→ Exercise task
Copy all lines that contain the word "voyait".

→ Given records
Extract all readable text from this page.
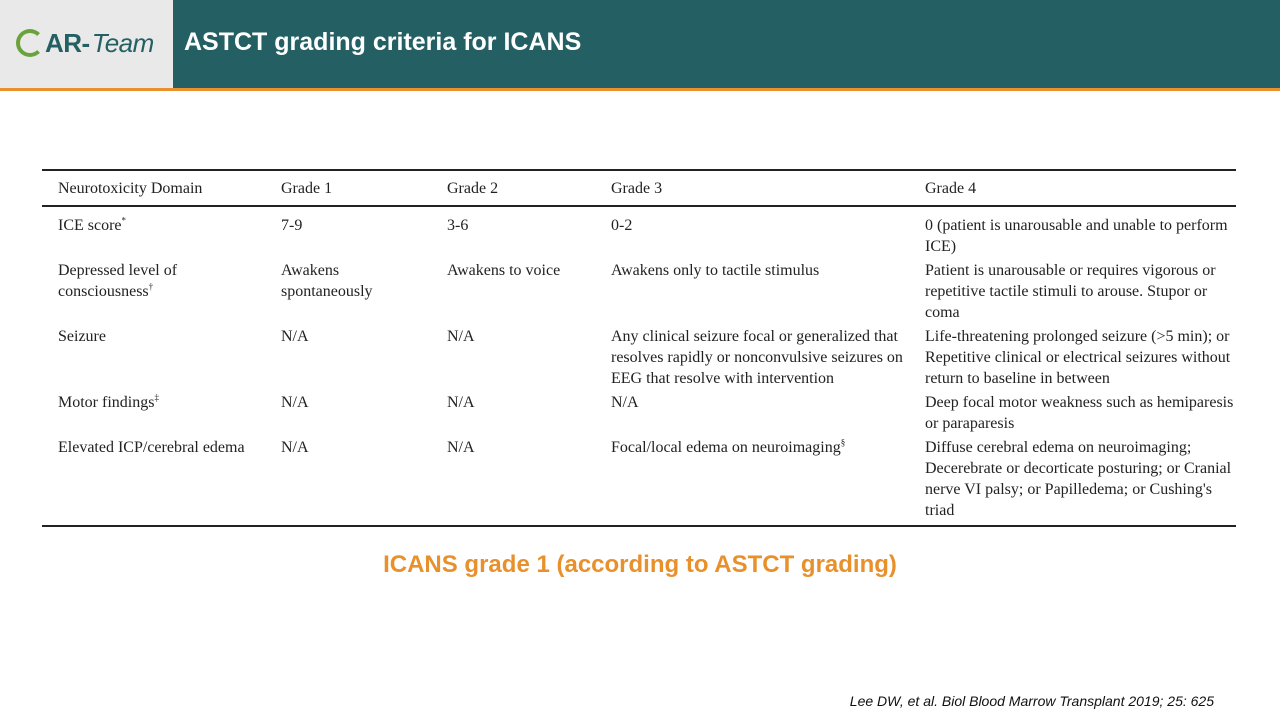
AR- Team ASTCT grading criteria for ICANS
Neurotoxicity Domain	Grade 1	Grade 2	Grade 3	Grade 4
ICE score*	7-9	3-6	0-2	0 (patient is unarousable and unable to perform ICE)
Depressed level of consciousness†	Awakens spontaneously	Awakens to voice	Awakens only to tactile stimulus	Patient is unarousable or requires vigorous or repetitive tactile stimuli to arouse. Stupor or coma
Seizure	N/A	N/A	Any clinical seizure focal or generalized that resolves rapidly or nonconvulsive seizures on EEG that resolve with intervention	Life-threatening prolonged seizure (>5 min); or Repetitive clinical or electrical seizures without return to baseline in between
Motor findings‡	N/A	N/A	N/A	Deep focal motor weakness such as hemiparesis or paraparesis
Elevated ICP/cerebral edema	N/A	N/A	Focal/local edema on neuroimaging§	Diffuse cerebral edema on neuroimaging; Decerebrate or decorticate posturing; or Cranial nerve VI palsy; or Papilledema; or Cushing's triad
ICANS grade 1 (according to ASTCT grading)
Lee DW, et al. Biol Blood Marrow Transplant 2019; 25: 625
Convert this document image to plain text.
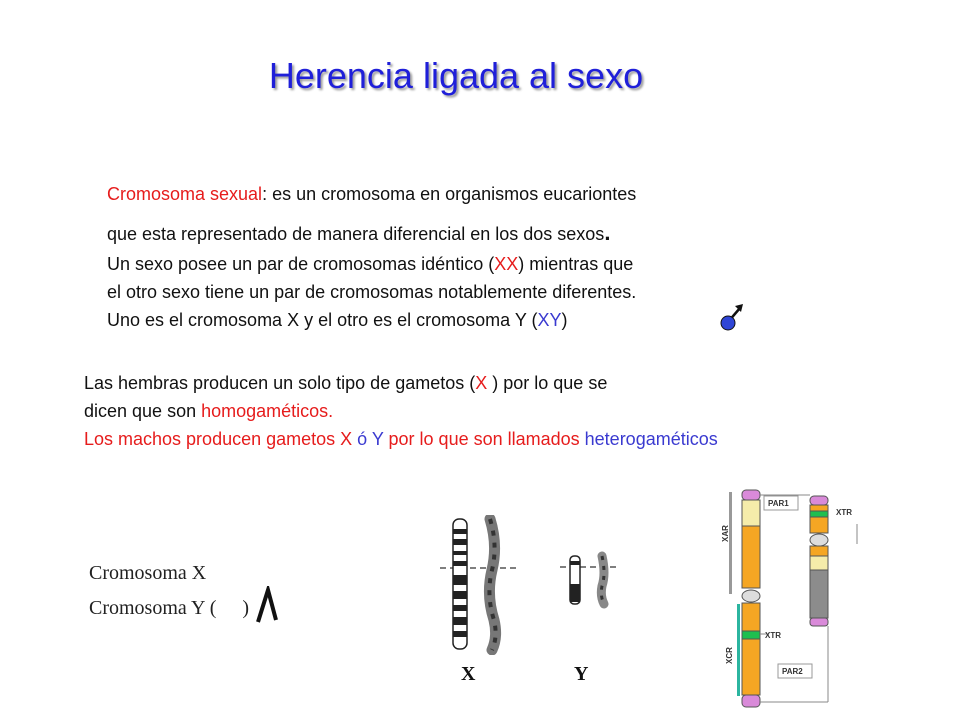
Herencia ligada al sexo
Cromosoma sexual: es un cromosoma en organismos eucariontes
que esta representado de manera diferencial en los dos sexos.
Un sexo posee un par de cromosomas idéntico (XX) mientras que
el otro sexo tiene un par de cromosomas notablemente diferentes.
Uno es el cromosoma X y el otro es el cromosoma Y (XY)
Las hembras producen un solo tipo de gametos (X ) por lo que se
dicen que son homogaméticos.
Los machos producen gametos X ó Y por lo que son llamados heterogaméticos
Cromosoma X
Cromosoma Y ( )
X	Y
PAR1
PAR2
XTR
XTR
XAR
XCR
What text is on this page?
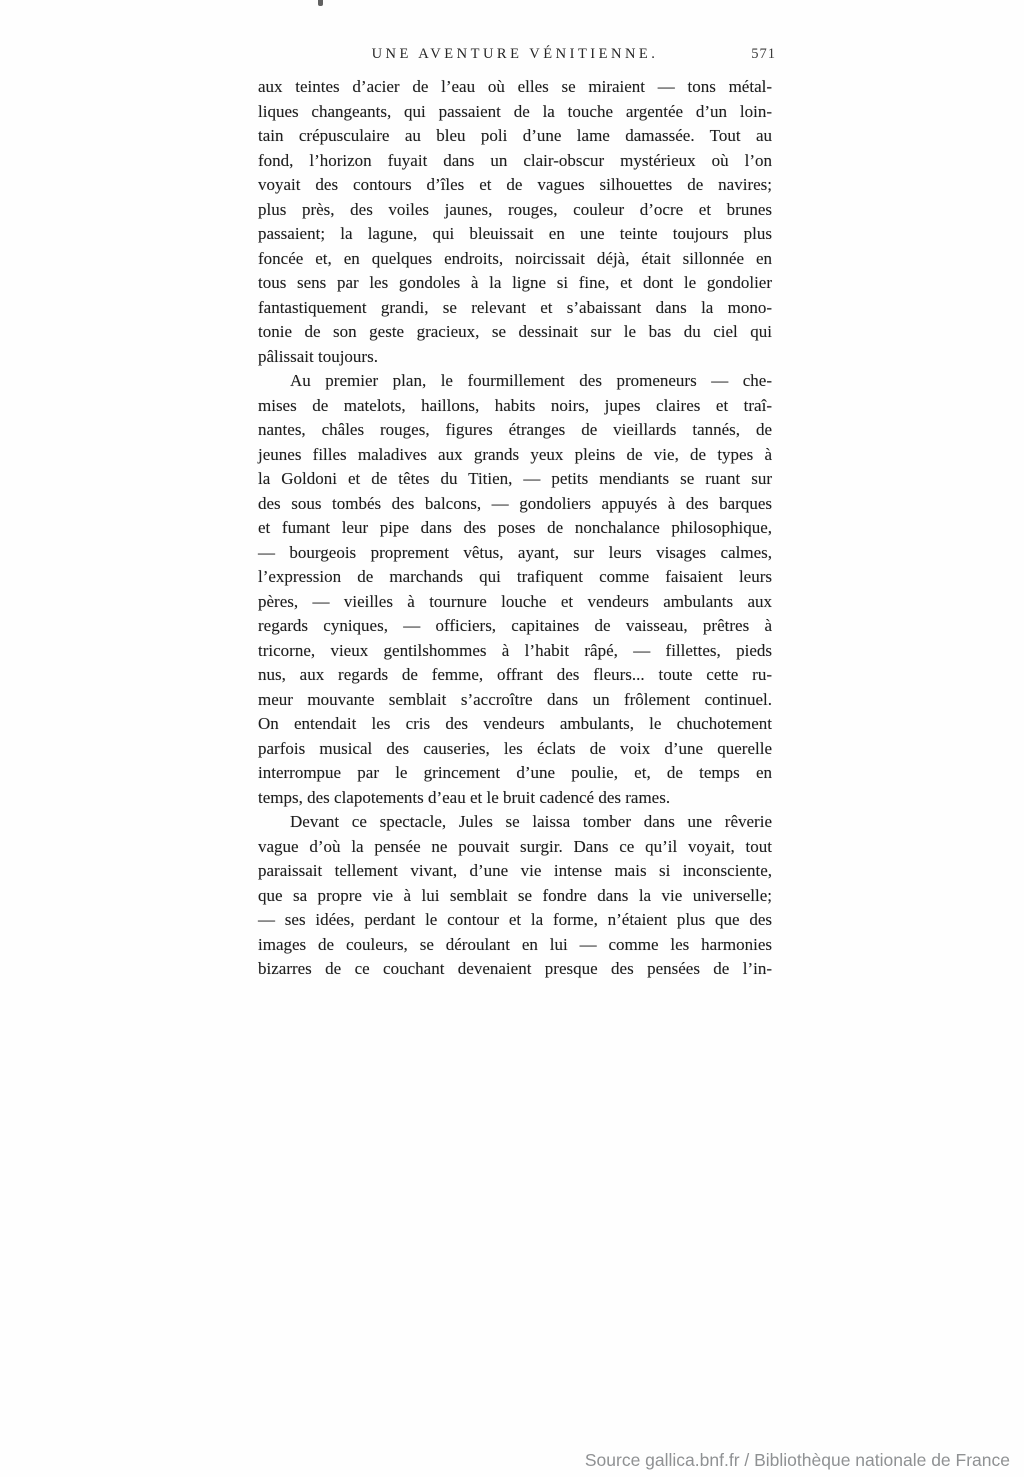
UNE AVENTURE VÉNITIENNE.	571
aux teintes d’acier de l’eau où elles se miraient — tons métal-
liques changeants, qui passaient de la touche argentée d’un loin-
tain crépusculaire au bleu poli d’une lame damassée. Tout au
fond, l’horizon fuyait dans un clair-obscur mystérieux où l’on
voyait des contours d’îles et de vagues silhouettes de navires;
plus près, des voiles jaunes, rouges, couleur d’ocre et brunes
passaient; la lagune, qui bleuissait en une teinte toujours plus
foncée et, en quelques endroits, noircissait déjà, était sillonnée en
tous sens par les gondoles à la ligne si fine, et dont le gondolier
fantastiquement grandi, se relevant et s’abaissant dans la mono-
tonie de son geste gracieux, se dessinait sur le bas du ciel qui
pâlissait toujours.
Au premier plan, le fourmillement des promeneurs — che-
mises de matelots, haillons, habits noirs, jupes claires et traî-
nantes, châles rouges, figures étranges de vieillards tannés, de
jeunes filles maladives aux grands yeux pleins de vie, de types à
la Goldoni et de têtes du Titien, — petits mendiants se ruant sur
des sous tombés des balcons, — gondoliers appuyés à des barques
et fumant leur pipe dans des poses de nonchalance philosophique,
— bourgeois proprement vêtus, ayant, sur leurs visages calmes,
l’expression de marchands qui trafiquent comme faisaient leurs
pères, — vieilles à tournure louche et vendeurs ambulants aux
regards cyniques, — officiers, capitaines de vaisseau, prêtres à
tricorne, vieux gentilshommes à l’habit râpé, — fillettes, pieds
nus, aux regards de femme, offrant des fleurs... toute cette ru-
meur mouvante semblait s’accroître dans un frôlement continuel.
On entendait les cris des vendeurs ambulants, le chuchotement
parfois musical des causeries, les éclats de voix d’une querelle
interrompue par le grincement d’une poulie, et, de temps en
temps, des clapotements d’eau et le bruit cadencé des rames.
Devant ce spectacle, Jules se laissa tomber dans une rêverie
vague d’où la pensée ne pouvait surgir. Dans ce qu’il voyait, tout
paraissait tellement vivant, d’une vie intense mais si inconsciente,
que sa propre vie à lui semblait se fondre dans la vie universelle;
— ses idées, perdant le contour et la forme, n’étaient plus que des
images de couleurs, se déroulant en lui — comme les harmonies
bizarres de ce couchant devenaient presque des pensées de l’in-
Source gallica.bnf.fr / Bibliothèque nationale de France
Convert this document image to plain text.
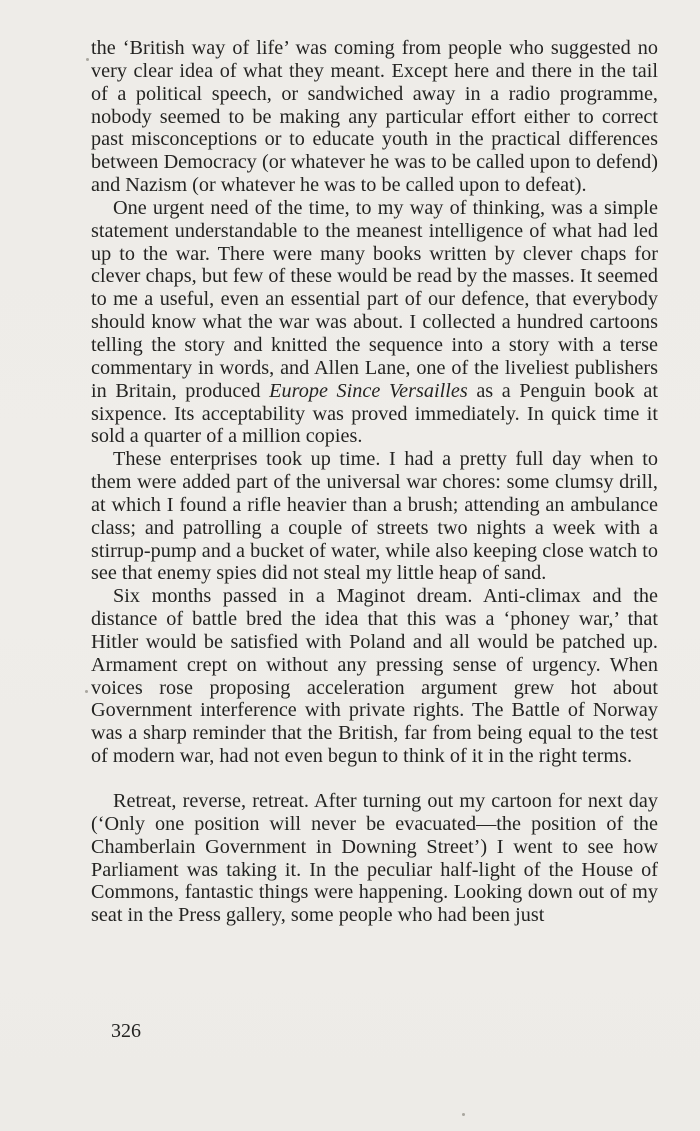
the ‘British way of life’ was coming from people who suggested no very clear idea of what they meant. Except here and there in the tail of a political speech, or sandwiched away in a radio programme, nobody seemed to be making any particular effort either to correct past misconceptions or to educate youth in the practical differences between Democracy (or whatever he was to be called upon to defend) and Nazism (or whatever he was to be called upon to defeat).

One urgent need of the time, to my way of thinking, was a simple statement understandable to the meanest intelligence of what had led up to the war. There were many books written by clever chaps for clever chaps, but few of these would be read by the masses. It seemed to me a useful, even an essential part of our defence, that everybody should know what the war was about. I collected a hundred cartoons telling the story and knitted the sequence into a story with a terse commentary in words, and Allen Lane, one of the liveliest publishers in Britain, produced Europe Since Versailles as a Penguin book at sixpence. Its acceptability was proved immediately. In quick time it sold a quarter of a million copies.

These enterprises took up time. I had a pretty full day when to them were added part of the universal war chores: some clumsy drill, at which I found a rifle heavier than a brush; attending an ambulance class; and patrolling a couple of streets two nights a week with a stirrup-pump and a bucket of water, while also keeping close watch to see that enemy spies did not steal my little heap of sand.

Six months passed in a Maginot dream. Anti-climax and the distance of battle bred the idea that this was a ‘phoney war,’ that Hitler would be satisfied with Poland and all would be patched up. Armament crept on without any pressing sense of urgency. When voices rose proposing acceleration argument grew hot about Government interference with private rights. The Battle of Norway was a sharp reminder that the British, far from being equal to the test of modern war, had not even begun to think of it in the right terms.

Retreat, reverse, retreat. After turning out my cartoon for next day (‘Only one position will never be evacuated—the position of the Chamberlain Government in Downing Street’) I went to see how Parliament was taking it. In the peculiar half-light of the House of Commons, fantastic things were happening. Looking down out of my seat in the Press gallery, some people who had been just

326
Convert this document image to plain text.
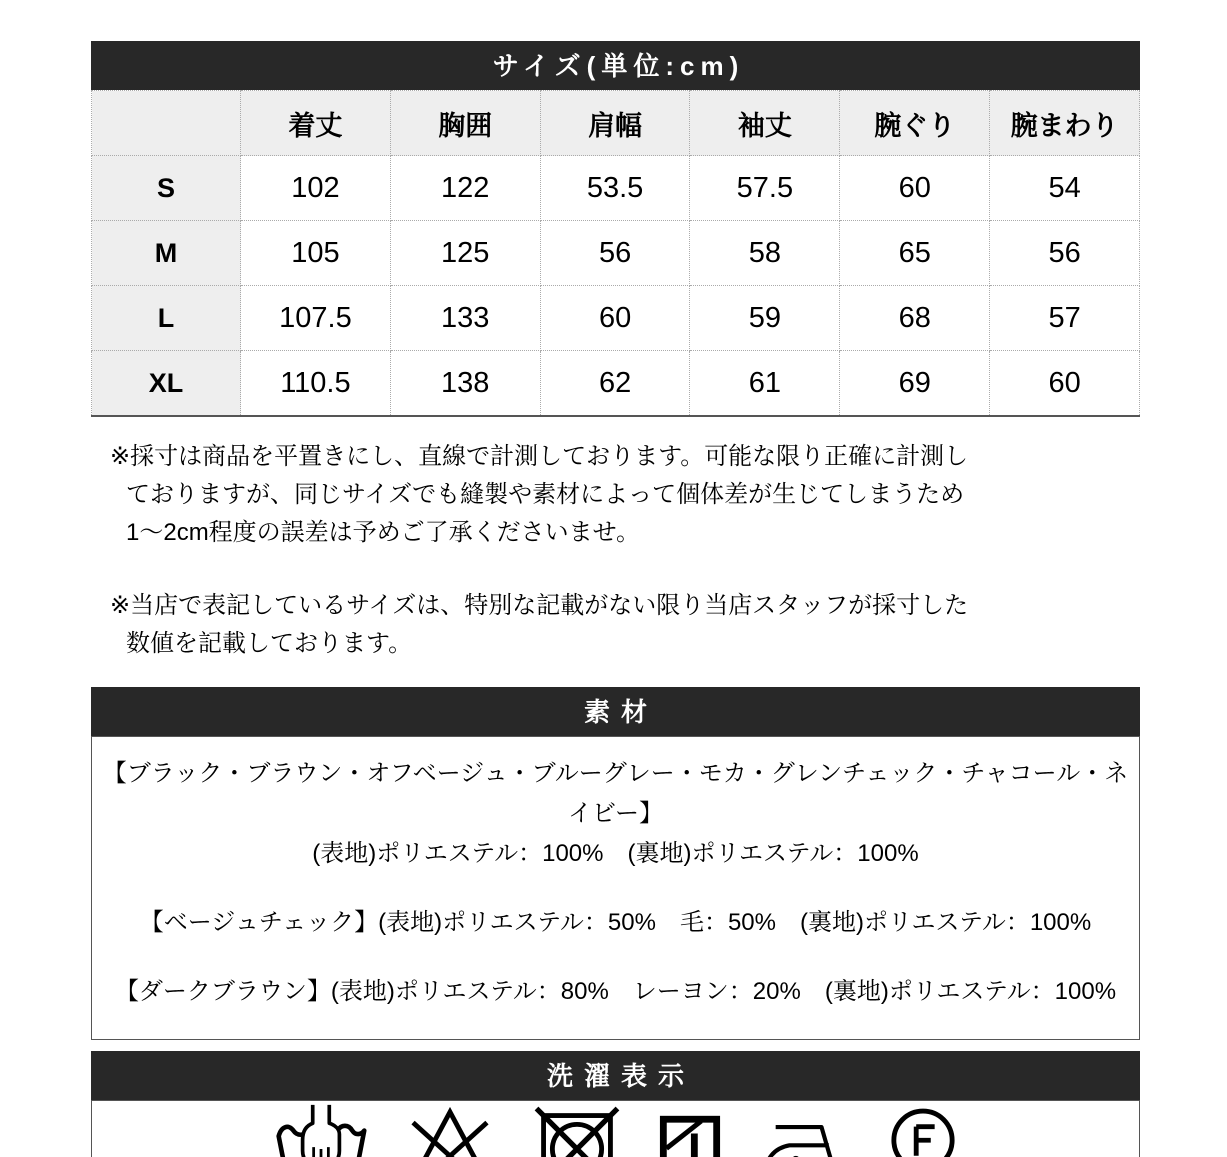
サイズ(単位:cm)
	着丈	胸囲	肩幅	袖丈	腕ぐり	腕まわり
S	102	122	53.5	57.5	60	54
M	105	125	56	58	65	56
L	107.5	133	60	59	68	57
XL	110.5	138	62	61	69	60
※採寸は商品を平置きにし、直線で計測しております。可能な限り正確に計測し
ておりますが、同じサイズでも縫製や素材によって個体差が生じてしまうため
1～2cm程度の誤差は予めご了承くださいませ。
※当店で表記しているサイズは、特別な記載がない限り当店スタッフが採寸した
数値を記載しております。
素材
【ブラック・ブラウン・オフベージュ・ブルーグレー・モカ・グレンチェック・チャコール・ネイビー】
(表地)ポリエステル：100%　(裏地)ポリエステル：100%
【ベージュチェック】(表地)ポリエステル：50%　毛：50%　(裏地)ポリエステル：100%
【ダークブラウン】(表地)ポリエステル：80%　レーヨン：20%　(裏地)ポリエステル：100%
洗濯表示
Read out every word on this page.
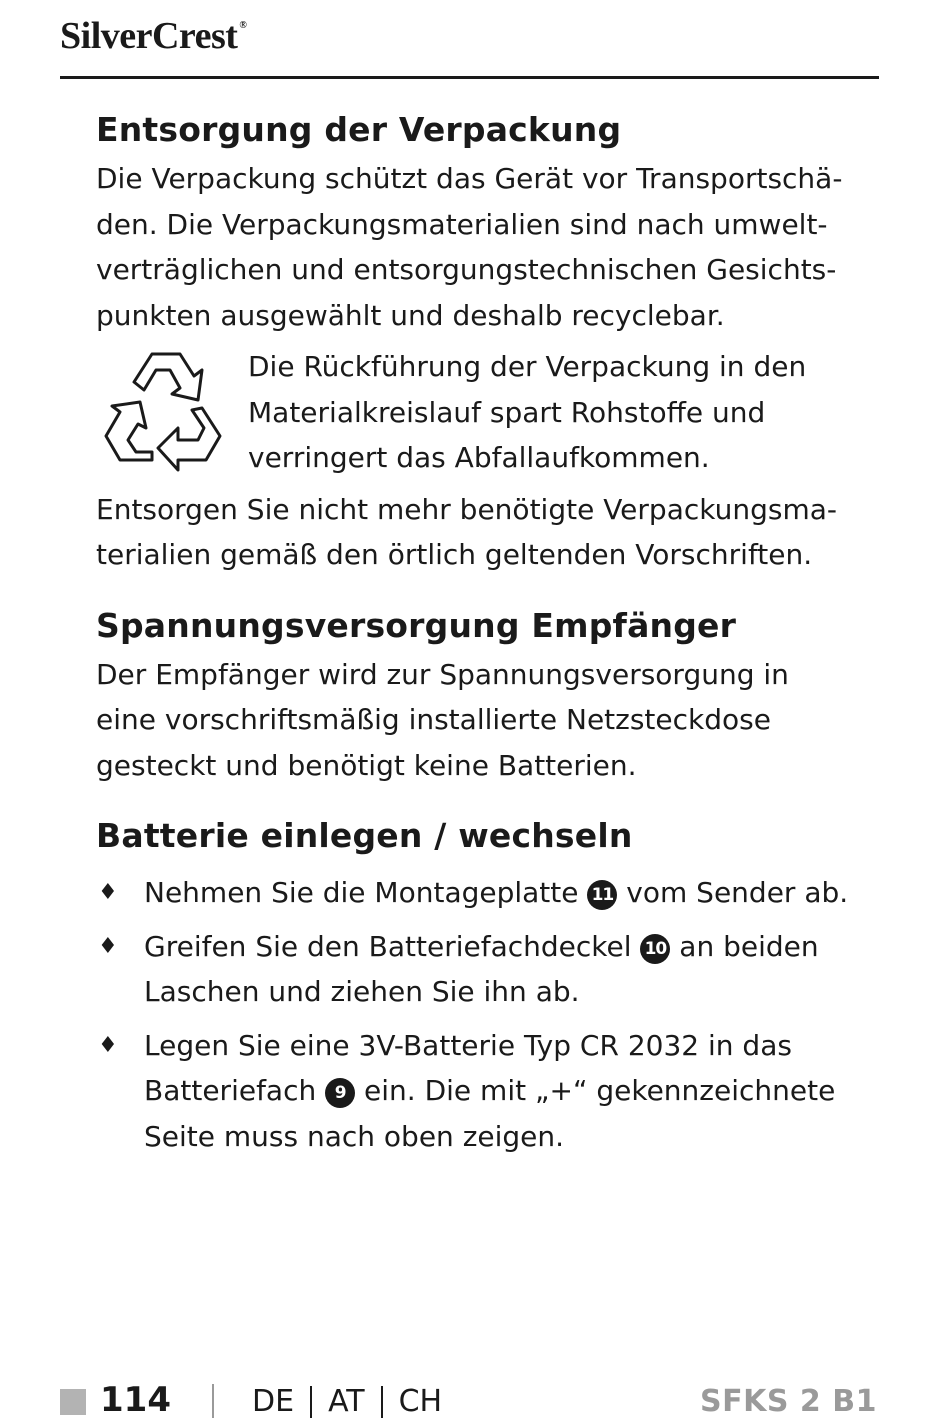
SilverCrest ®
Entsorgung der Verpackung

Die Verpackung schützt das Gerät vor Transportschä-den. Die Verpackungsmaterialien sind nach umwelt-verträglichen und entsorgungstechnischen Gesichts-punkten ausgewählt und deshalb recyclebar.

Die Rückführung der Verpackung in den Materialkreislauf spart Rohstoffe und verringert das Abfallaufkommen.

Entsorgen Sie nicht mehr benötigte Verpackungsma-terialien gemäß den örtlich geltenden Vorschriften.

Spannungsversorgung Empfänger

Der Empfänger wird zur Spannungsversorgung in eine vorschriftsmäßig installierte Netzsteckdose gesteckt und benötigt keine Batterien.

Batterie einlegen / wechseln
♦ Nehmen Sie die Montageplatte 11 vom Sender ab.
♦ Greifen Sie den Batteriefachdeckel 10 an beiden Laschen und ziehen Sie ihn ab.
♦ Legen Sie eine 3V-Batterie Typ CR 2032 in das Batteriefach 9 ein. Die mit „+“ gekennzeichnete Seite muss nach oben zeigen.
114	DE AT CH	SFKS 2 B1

→ Solved exercise
voyait des contours d’îles et de vagues silhouettes de navires;
vague d’où la pensée ne pouvait surgir. Dans ce qu’il voyait, tout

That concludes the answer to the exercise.